Direction: All lines holding the string "ylabel" are to be shown.
================
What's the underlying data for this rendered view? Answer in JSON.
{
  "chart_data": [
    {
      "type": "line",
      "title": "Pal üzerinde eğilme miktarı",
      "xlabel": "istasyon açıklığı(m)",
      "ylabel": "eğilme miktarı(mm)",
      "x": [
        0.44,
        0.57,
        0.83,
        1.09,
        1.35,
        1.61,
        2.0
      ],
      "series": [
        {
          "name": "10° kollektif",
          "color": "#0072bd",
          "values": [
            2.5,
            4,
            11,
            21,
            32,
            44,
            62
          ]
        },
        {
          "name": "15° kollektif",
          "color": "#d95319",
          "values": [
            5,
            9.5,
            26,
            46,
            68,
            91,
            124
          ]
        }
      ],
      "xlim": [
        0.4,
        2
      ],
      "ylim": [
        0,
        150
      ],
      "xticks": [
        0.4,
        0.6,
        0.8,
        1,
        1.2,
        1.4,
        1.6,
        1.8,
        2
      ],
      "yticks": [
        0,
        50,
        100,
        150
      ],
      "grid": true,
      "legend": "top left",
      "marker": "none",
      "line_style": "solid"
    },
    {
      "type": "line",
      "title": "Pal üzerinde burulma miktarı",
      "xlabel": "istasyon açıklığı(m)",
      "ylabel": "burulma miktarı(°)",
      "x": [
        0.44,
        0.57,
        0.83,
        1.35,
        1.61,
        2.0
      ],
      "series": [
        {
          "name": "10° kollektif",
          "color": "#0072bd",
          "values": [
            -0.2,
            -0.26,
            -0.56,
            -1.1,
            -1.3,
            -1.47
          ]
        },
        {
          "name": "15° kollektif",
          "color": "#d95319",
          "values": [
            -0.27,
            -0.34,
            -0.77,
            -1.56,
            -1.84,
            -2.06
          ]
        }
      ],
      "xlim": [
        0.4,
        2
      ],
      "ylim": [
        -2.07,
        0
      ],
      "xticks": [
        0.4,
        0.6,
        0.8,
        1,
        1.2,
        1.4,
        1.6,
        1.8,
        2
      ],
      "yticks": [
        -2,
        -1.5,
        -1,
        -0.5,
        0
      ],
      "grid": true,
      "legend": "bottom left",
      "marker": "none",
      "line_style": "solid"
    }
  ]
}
================
The reply:
      "ylabel": "eğilme miktarı(mm)",
      "ylabel": "burulma miktarı(°)",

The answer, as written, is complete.